Source records:
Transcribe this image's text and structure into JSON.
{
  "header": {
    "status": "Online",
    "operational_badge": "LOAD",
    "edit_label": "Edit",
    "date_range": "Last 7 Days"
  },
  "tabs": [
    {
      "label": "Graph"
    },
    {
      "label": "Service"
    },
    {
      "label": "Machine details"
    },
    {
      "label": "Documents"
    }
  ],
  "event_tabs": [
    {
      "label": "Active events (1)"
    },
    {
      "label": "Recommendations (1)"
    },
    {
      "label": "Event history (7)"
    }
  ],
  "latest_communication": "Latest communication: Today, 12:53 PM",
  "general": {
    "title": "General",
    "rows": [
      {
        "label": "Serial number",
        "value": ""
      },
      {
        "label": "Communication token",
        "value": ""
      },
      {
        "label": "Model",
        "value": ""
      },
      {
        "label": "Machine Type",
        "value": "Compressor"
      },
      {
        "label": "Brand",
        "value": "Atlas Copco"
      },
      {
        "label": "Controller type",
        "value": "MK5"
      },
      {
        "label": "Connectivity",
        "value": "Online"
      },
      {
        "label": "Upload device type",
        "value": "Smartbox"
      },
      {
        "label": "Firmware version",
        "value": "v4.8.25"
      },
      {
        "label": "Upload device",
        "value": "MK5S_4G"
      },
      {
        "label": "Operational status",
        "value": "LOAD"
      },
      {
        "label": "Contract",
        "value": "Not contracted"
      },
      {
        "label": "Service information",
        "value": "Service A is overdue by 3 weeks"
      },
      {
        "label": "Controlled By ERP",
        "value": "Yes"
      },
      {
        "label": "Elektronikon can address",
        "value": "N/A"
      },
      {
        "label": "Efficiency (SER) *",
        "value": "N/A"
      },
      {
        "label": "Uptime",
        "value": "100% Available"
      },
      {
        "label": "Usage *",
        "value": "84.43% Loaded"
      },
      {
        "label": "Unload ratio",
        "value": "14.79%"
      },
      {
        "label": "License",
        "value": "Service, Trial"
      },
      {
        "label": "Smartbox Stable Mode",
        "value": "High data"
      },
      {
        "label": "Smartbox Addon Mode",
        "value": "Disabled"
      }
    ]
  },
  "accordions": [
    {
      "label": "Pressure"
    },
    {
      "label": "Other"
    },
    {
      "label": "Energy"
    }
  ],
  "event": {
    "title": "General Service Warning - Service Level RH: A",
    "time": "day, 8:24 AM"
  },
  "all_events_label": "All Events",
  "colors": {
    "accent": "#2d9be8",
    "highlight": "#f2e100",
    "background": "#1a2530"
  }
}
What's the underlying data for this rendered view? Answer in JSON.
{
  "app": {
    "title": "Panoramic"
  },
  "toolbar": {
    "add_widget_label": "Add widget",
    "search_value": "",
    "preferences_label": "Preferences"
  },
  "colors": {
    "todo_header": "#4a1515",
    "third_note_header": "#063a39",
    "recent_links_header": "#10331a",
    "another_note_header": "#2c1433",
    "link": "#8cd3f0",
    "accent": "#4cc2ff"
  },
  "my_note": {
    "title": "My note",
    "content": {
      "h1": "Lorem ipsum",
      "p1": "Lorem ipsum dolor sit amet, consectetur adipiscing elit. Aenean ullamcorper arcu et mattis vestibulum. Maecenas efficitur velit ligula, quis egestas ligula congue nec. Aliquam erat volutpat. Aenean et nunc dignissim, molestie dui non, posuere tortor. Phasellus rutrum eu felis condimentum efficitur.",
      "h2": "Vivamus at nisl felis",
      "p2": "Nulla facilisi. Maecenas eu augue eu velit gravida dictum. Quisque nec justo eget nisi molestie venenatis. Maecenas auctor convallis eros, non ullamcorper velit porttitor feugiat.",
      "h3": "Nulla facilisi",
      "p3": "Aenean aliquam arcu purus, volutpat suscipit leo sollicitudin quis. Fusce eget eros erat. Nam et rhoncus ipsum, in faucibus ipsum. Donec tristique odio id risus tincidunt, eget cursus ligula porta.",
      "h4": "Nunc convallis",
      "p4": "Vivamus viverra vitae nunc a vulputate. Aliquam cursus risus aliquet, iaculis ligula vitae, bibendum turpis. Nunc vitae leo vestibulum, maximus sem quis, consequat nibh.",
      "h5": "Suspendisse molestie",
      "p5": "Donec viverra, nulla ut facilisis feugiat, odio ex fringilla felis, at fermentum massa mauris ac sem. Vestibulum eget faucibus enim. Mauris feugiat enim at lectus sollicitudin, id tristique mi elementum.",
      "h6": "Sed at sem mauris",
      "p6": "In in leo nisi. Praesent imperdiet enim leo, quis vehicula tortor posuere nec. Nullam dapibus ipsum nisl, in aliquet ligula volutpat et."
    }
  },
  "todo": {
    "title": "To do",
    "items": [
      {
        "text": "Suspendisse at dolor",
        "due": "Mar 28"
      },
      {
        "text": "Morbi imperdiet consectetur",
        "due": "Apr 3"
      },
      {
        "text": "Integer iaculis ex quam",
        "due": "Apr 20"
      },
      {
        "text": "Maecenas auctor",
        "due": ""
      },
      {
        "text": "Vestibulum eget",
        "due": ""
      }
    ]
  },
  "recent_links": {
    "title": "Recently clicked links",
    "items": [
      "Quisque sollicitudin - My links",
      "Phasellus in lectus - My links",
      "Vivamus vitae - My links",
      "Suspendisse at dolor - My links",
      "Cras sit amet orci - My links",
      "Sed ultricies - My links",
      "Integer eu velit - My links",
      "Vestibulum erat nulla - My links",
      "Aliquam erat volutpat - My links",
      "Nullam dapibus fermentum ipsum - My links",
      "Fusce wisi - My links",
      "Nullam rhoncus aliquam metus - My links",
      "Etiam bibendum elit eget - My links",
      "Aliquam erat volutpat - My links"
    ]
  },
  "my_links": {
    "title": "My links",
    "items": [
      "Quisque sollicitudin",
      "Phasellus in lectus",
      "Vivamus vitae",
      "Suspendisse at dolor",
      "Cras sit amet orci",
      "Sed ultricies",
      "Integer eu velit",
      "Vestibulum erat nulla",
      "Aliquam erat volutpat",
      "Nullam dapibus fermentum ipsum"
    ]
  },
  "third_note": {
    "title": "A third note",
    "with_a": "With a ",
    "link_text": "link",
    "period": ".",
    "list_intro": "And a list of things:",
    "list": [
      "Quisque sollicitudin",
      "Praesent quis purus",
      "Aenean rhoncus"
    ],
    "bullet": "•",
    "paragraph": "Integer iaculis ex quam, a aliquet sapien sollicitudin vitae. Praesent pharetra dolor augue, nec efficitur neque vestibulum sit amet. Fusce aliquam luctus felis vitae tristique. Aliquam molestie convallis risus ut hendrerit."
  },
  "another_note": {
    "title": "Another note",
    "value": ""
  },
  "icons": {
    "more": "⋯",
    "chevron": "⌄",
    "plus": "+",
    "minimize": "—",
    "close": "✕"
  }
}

Goal of the exercise:
Each line above must be reproduced exactly as it stands.

Written reply:
Transcribe this image's text and structure into JSON.
{
  "header": {
    "status": "Online",
    "operational_badge": "LOAD",
    "edit_label": "Edit",
    "date_range": "Last 7 Days"
  },
  "tabs": [
    {
      "label": "Graph"
    },
    {
      "label": "Service"
    },
    {
      "label": "Machine details"
    },
    {
      "label": "Documents"
    }
  ],
  "event_tabs": [
    {
      "label": "Active events (1)"
    },
    {
      "label": "Recommendations (1)"
    },
    {
      "label": "Event history (7)"
    }
  ],
  "latest_communication": "Latest communication: Today, 12:53 PM",
  "general": {
    "title": "General",
    "rows": [
      {
        "label": "Serial number",
        "value": ""
      },
      {
        "label": "Communication token",
        "value": ""
      },
      {
        "label": "Model",
        "value": ""
      },
      {
        "label": "Machine Type",
        "value": "Compressor"
      },
      {
        "label": "Brand",
        "value": "Atlas Copco"
      },
      {
        "label": "Controller type",
        "value": "MK5"
      },
      {
        "label": "Connectivity",
        "value": "Online"
      },
      {
        "label": "Upload device type",
        "value": "Smartbox"
      },
      {
        "label": "Firmware version",
        "value": "v4.8.25"
      },
      {
        "label": "Upload device",
        "value": "MK5S_4G"
      },
      {
        "label": "Operational status",
        "value": "LOAD"
      },
      {
        "label": "Contract",
        "value": "Not contracted"
      },
      {
        "label": "Service information",
        "value": "Service A is overdue by 3 weeks"
      },
      {
        "label": "Controlled By ERP",
        "value": "Yes"
      },
      {
        "label": "Elektronikon can address",
        "value": "N/A"
      },
      {
        "label": "Efficiency (SER) *",
        "value": "N/A"
      },
      {
        "label": "Uptime",
        "value": "100% Available"
      },
      {
        "label": "Usage *",
        "value": "84.43% Loaded"
      },
      {
        "label": "Unload ratio",
        "value": "14.79%"
      },
      {
        "label": "License",
        "value": "Service, Trial"
      },
      {
        "label": "Smartbox Stable Mode",
        "value": "High data"
      },
      {
        "label": "Smartbox Addon Mode",
        "value": "Disabled"
      }
    ]
  },
  "accordions": [
    {
      "label": "Pressure"
    },
    {
      "label": "Other"
    },
    {
      "label": "Energy"
    }
  ],
  "event": {
    "title": "General Service Warning - Service Level RH: A",
    "time": "day, 8:24 AM"
  },
  "all_events_label": "All Events",
  "colors": {
    "accent": "#2d9be8",
    "highlight": "#f2e100",
    "background": "#1a2530"
  }
}
What's the underlying data for this rendered view? Answer in JSON.
{
  "app": {
    "title": "Panoramic"
  },
  "toolbar": {
    "add_widget_label": "Add widget",
    "search_value": "",
    "preferences_label": "Preferences"
  },
  "colors": {
    "todo_header": "#4a1515",
    "third_note_header": "#063a39",
    "recent_links_header": "#10331a",
    "another_note_header": "#2c1433",
    "link": "#8cd3f0",
    "accent": "#4cc2ff"
  },
  "my_note": {
    "title": "My note",
    "content": {
      "h1": "Lorem ipsum",
      "p1": "Lorem ipsum dolor sit amet, consectetur adipiscing elit. Aenean ullamcorper arcu et mattis vestibulum. Maecenas efficitur velit ligula, quis egestas ligula congue nec. Aliquam erat volutpat. Aenean et nunc dignissim, molestie dui non, posuere tortor. Phasellus rutrum eu felis condimentum efficitur.",
      "h2": "Vivamus at nisl felis",
      "p2": "Nulla facilisi. Maecenas eu augue eu velit gravida dictum. Quisque nec justo eget nisi molestie venenatis. Maecenas auctor convallis eros, non ullamcorper velit porttitor feugiat.",
      "h3": "Nulla facilisi",
      "p3": "Aenean aliquam arcu purus, volutpat suscipit leo sollicitudin quis. Fusce eget eros erat. Nam et rhoncus ipsum, in faucibus ipsum. Donec tristique odio id risus tincidunt, eget cursus ligula porta.",
      "h4": "Nunc convallis",
      "p4": "Vivamus viverra vitae nunc a vulputate. Aliquam cursus risus aliquet, iaculis ligula vitae, bibendum turpis. Nunc vitae leo vestibulum, maximus sem quis, consequat nibh.",
      "h5": "Suspendisse molestie",
      "p5": "Donec viverra, nulla ut facilisis feugiat, odio ex fringilla felis, at fermentum massa mauris ac sem. Vestibulum eget faucibus enim. Mauris feugiat enim at lectus sollicitudin, id tristique mi elementum.",
      "h6": "Sed at sem mauris",
      "p6": "In in leo nisi. Praesent imperdiet enim leo, quis vehicula tortor posuere nec. Nullam dapibus ipsum nisl, in aliquet ligula volutpat et."
    }
  },
  "todo": {
    "title": "To do",
    "items": [
      {
        "text": "Suspendisse at dolor",
        "due": "Mar 28"
      },
      {
        "text": "Morbi imperdiet consectetur",
        "due": "Apr 3"
      },
      {
        "text": "Integer iaculis ex quam",
        "due": "Apr 20"
      },
      {
        "text": "Maecenas auctor",
        "due": ""
      },
      {
        "text": "Vestibulum eget",
        "due": ""
      }
    ]
  },
  "recent_links": {
    "title": "Recently clicked links",
    "items": [
      "Quisque sollicitudin - My links",
      "Phasellus in lectus - My links",
      "Vivamus vitae - My links",
      "Suspendisse at dolor - My links",
      "Cras sit amet orci - My links",
      "Sed ultricies - My links",
      "Integer eu velit - My links",
      "Vestibulum erat nulla - My links",
      "Aliquam erat volutpat - My links",
      "Nullam dapibus fermentum ipsum - My links",
      "Fusce wisi - My links",
      "Nullam rhoncus aliquam metus - My links",
      "Etiam bibendum elit eget - My links",
      "Aliquam erat volutpat - My links"
    ]
  },
  "my_links": {
    "title": "My links",
    "items": [
      "Quisque sollicitudin",
      "Phasellus in lectus",
      "Vivamus vitae",
      "Suspendisse at dolor",
      "Cras sit amet orci",
      "Sed ultricies",
      "Integer eu velit",
      "Vestibulum erat nulla",
      "Aliquam erat volutpat",
      "Nullam dapibus fermentum ipsum"
    ]
  },
  "third_note": {
    "title": "A third note",
    "with_a": "With a ",
    "link_text": "link",
    "period": ".",
    "list_intro": "And a list of things:",
    "list": [
      "Quisque sollicitudin",
      "Praesent quis purus",
      "Aenean rhoncus"
    ],
    "bullet": "•",
    "paragraph": "Integer iaculis ex quam, a aliquet sapien sollicitudin vitae. Praesent pharetra dolor augue, nec efficitur neque vestibulum sit amet. Fusce aliquam luctus felis vitae tristique. Aliquam molestie convallis risus ut hendrerit."
  },
  "another_note": {
    "title": "Another note",
    "value": ""
  },
  "icons": {
    "more": "⋯",
    "chevron": "⌄",
    "plus": "+",
    "minimize": "—",
    "close": "✕"
  }
}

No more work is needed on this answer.